━━━━━ DATA SECTION ━━━━━
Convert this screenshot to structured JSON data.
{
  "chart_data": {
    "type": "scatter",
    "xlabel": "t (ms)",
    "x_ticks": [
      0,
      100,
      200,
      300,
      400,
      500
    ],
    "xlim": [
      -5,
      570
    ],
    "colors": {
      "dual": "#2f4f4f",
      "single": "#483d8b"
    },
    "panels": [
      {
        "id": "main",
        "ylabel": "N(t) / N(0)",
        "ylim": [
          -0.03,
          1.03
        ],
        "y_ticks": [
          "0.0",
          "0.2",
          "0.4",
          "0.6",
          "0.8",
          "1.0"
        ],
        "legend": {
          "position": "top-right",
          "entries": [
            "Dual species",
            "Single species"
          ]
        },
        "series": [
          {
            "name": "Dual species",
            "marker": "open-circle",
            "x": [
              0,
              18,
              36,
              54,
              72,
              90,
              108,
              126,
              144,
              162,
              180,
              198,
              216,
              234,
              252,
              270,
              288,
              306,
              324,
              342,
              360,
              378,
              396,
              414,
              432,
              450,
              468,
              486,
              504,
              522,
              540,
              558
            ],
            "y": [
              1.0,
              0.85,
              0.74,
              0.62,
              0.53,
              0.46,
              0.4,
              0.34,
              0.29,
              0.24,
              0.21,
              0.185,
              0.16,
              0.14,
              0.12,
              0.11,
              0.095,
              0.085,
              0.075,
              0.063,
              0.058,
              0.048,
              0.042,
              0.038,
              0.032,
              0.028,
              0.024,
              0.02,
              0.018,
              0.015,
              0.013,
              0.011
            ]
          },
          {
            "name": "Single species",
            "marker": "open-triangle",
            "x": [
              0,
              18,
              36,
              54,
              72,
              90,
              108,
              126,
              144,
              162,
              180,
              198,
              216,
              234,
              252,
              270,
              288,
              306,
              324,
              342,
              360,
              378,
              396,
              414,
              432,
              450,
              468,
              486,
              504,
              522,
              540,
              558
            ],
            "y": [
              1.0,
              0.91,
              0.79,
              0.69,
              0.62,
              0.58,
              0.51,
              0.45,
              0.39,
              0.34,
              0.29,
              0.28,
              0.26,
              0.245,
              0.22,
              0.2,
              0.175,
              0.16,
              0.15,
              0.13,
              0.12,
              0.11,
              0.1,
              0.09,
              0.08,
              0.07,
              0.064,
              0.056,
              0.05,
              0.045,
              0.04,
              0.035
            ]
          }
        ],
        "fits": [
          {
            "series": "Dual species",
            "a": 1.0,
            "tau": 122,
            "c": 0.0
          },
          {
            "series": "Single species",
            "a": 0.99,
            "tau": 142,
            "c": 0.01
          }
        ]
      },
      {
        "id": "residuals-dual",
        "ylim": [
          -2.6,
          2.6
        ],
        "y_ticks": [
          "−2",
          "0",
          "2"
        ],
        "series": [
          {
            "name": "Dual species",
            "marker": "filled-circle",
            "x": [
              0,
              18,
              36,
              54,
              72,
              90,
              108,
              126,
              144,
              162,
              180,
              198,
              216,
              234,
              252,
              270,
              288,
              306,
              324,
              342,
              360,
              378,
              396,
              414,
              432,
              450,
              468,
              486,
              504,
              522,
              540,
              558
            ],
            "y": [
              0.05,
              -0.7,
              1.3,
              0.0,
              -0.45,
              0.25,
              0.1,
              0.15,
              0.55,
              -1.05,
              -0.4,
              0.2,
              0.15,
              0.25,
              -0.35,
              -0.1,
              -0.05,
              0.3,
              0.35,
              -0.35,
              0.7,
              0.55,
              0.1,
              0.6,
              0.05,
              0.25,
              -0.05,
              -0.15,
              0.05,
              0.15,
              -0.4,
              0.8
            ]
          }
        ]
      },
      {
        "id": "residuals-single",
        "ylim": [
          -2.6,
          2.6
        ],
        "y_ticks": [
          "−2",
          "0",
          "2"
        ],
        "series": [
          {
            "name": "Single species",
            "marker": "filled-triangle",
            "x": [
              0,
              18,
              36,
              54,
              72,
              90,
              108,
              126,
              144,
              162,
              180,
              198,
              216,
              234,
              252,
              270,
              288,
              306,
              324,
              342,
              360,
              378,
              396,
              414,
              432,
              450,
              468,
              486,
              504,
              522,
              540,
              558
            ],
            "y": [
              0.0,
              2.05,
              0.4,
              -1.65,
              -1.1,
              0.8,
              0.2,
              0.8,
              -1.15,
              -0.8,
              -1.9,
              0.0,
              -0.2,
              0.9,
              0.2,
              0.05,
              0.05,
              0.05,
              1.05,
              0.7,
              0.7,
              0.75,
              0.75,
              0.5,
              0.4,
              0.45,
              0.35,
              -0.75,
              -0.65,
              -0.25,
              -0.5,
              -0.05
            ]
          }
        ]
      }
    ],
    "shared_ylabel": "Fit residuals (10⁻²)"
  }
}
━━━━━
• TO DO
Scan the listing above and identify each line holding the string "marker"; copy every such line.

• IN RESPONSE
            "marker": "open-circle",
            "marker": "open-triangle",
            "marker": "filled-circle",
            "marker": "filled-triangle",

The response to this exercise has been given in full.